Output the material below in its entirety, exactly as given.

Dataset excerpt
__________

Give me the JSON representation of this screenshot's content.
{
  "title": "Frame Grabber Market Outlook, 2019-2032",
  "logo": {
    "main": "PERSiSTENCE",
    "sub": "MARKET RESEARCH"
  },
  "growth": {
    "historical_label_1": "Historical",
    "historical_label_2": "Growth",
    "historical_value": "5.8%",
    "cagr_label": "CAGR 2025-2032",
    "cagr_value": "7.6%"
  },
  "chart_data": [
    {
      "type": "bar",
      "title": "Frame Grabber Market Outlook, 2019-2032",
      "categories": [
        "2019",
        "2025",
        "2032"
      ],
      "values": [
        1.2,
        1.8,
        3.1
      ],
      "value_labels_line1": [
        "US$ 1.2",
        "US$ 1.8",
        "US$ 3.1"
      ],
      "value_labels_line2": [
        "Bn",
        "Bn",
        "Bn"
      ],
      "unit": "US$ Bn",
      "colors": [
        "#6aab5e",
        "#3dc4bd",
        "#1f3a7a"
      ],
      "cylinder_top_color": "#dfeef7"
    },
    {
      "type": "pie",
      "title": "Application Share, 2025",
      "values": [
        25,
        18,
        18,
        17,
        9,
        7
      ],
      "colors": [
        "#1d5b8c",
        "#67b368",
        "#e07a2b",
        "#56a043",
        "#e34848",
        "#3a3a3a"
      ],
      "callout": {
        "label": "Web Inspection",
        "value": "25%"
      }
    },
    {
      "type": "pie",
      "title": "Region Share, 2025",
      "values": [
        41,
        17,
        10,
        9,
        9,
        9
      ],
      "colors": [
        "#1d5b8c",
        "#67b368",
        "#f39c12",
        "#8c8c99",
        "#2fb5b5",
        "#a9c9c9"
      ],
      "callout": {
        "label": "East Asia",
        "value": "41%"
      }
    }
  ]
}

__________

• Written solution:
Give me the JSON representation of this screenshot's content.
{
  "title": "Frame Grabber Market Outlook, 2019-2032",
  "logo": {
    "main": "PERSiSTENCE",
    "sub": "MARKET RESEARCH"
  },
  "growth": {
    "historical_label_1": "Historical",
    "historical_label_2": "Growth",
    "historical_value": "5.8%",
    "cagr_label": "CAGR 2025-2032",
    "cagr_value": "7.6%"
  },
  "chart_data": [
    {
      "type": "bar",
      "title": "Frame Grabber Market Outlook, 2019-2032",
      "categories": [
        "2019",
        "2025",
        "2032"
      ],
      "values": [
        1.2,
        1.8,
        3.1
      ],
      "value_labels_line1": [
        "US$ 1.2",
        "US$ 1.8",
        "US$ 3.1"
      ],
      "value_labels_line2": [
        "Bn",
        "Bn",
        "Bn"
      ],
      "unit": "US$ Bn",
      "colors": [
        "#6aab5e",
        "#3dc4bd",
        "#1f3a7a"
      ],
      "cylinder_top_color": "#dfeef7"
    },
    {
      "type": "pie",
      "title": "Application Share, 2025",
      "values": [
        25,
        18,
        18,
        17,
        9,
        7
      ],
      "colors": [
        "#1d5b8c",
        "#67b368",
        "#e07a2b",
        "#56a043",
        "#e34848",
        "#3a3a3a"
      ],
      "callout": {
        "label": "Web Inspection",
        "value": "25%"
      }
    },
    {
      "type": "pie",
      "title": "Region Share, 2025",
      "values": [
        41,
        17,
        10,
        9,
        9,
        9
      ],
      "colors": [
        "#1d5b8c",
        "#67b368",
        "#f39c12",
        "#8c8c99",
        "#2fb5b5",
        "#a9c9c9"
      ],
      "callout": {
        "label": "East Asia",
        "value": "41%"
      }
    }
  ]
}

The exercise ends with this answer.